Set task: In the listing below, locate the lines that hold the string "document". Copy those lines.

━━ Entries

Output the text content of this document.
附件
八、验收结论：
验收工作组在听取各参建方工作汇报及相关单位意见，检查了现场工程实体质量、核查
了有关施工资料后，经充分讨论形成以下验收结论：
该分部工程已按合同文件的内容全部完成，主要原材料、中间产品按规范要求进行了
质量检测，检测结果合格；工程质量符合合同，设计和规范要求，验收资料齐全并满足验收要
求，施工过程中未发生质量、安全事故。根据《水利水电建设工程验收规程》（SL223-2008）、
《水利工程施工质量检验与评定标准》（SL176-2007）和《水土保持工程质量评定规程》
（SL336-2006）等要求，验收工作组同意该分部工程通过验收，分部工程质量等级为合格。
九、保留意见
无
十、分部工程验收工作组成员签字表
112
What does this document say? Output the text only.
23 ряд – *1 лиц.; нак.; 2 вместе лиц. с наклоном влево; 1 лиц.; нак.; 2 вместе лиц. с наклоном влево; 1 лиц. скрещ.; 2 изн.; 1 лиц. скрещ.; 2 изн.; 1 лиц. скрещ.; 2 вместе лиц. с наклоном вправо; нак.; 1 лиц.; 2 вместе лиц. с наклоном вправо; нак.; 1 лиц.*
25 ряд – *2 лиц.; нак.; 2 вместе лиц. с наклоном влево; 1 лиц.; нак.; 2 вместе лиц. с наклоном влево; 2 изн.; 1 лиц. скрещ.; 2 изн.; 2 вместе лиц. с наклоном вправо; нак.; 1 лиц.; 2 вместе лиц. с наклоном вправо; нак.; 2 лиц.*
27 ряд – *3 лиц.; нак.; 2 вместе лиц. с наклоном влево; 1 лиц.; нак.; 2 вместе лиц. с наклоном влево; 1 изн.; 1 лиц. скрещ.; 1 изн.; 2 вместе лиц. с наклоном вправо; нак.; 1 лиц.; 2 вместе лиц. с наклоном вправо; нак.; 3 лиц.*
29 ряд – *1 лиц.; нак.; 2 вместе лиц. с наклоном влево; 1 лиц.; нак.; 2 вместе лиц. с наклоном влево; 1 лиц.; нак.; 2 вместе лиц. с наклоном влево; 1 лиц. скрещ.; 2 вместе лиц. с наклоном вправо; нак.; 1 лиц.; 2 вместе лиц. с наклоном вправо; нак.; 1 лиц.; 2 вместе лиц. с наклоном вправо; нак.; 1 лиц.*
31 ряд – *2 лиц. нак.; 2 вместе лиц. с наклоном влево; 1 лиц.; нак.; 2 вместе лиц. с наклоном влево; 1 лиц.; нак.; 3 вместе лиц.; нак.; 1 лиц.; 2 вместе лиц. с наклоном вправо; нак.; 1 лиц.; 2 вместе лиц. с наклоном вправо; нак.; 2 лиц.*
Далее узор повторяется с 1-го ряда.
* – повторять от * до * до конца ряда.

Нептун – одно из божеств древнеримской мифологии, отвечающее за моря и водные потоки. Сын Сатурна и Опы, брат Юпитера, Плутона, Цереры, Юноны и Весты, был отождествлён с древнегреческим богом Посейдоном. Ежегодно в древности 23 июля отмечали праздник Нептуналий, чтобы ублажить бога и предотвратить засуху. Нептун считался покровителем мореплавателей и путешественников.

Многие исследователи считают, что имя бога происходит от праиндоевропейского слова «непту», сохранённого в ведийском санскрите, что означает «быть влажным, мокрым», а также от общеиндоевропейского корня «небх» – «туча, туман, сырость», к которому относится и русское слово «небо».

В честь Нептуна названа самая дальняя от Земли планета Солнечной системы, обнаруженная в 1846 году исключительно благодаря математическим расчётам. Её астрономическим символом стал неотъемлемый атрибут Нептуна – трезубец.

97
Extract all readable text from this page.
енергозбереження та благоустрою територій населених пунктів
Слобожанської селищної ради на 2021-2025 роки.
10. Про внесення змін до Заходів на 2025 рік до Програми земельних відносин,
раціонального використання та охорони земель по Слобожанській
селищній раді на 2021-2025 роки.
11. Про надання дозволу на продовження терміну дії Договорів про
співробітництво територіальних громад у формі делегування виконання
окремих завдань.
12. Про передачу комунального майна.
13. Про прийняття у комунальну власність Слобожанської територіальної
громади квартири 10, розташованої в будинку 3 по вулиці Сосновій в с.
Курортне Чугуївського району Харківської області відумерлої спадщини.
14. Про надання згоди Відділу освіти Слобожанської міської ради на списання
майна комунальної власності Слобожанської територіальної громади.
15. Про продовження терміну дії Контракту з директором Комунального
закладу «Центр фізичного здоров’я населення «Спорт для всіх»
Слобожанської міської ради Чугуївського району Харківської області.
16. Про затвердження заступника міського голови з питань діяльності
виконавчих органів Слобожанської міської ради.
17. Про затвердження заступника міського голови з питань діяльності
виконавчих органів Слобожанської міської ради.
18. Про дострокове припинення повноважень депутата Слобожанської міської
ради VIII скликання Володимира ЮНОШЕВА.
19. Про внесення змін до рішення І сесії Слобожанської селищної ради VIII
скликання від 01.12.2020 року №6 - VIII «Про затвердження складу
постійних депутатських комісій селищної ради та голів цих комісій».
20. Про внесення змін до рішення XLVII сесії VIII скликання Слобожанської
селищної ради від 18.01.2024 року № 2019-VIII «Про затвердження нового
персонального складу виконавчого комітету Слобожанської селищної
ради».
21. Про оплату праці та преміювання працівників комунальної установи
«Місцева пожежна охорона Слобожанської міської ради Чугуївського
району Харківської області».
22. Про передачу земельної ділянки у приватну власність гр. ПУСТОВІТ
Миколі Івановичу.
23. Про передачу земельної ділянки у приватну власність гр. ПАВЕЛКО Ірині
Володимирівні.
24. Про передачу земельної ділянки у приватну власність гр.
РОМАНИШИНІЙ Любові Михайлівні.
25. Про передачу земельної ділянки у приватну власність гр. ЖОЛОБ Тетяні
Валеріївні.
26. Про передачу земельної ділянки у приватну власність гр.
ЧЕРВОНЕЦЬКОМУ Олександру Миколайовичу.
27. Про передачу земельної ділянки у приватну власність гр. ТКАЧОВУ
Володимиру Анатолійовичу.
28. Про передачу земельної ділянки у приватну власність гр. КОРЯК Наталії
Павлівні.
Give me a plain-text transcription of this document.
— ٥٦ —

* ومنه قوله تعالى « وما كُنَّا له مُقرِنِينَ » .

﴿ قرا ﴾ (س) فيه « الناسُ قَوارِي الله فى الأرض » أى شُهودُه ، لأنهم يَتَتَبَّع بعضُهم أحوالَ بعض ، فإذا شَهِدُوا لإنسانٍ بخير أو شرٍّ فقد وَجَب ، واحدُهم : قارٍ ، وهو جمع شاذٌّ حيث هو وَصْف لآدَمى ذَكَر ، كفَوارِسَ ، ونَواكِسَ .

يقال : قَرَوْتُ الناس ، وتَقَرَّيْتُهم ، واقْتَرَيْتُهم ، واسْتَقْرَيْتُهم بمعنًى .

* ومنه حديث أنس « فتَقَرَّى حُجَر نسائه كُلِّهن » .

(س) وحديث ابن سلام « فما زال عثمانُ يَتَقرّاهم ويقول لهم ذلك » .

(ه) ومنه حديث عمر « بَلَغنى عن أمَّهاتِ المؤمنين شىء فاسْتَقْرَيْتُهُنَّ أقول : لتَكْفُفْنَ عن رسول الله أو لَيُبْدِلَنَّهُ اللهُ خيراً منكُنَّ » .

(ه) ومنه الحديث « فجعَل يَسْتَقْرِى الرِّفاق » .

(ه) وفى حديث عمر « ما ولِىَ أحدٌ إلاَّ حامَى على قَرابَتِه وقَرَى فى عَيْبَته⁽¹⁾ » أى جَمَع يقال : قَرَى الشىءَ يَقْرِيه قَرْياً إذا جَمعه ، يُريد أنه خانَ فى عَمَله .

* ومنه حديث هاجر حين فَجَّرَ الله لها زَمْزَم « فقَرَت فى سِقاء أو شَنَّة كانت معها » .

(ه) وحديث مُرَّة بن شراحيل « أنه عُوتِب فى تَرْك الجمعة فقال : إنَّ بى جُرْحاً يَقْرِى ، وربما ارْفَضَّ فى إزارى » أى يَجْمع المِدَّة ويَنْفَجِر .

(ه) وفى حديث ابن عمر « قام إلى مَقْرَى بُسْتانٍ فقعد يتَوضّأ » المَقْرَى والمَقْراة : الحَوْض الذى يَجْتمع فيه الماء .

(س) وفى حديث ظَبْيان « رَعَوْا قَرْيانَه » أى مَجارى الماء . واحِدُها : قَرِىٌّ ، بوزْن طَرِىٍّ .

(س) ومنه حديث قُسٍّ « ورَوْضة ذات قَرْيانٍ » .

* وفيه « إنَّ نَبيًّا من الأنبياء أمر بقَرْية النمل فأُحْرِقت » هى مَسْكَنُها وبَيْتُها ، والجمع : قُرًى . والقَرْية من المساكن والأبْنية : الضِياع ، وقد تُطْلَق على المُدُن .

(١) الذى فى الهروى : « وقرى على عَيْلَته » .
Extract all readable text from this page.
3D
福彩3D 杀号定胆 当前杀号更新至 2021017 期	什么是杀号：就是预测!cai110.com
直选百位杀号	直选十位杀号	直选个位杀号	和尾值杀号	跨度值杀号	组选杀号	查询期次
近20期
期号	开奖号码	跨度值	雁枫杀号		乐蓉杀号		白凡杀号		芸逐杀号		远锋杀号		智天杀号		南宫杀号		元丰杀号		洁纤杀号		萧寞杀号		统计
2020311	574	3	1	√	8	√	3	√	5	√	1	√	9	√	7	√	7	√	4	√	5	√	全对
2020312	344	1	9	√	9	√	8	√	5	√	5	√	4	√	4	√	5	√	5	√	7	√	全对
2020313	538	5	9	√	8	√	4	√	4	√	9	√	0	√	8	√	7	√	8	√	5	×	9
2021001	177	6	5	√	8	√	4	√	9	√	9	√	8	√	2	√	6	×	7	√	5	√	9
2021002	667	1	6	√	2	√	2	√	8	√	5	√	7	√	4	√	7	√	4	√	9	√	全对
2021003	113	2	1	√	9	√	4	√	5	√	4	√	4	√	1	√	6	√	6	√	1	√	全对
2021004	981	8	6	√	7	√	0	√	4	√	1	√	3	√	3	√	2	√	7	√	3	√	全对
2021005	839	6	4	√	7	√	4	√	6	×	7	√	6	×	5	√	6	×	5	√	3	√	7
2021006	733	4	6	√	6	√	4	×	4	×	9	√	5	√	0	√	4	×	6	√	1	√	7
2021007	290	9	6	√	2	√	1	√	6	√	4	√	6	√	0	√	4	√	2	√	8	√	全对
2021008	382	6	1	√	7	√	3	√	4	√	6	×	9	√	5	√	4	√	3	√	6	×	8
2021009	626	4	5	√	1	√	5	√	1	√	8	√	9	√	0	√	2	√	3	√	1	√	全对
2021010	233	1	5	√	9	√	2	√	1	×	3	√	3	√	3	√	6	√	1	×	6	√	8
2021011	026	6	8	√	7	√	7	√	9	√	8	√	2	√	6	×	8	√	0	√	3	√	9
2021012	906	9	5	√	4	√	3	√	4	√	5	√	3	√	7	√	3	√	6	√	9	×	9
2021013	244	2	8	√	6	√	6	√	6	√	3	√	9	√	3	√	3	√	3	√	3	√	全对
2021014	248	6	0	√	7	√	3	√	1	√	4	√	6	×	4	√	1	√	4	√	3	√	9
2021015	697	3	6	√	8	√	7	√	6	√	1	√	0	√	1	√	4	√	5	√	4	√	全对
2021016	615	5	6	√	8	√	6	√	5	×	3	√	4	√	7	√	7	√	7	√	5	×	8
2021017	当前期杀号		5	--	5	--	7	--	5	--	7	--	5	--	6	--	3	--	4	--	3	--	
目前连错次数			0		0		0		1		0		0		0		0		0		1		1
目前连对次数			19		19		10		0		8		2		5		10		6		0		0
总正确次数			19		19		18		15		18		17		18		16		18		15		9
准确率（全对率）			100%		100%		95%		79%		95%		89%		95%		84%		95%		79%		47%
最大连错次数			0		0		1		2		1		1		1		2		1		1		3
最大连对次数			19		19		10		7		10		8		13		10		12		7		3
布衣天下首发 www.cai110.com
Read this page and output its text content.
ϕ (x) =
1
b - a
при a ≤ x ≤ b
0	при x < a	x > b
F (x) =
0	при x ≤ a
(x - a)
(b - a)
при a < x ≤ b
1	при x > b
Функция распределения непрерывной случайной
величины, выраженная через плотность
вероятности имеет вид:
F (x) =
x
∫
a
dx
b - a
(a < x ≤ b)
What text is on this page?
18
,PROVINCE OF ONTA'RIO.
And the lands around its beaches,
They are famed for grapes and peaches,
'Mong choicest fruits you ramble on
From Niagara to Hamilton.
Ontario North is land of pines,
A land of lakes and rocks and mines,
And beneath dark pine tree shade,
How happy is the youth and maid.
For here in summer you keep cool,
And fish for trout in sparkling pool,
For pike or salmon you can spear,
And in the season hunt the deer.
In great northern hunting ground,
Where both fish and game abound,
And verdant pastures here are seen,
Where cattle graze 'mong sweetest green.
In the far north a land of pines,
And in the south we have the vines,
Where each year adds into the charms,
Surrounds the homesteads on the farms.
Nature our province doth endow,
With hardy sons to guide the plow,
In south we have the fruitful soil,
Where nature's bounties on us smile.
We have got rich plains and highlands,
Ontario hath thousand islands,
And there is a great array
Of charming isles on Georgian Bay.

━━━━

Final result:
Output the text content of this document.
What does this document say? Output the text only.
Give me a plain-text transcription of this document.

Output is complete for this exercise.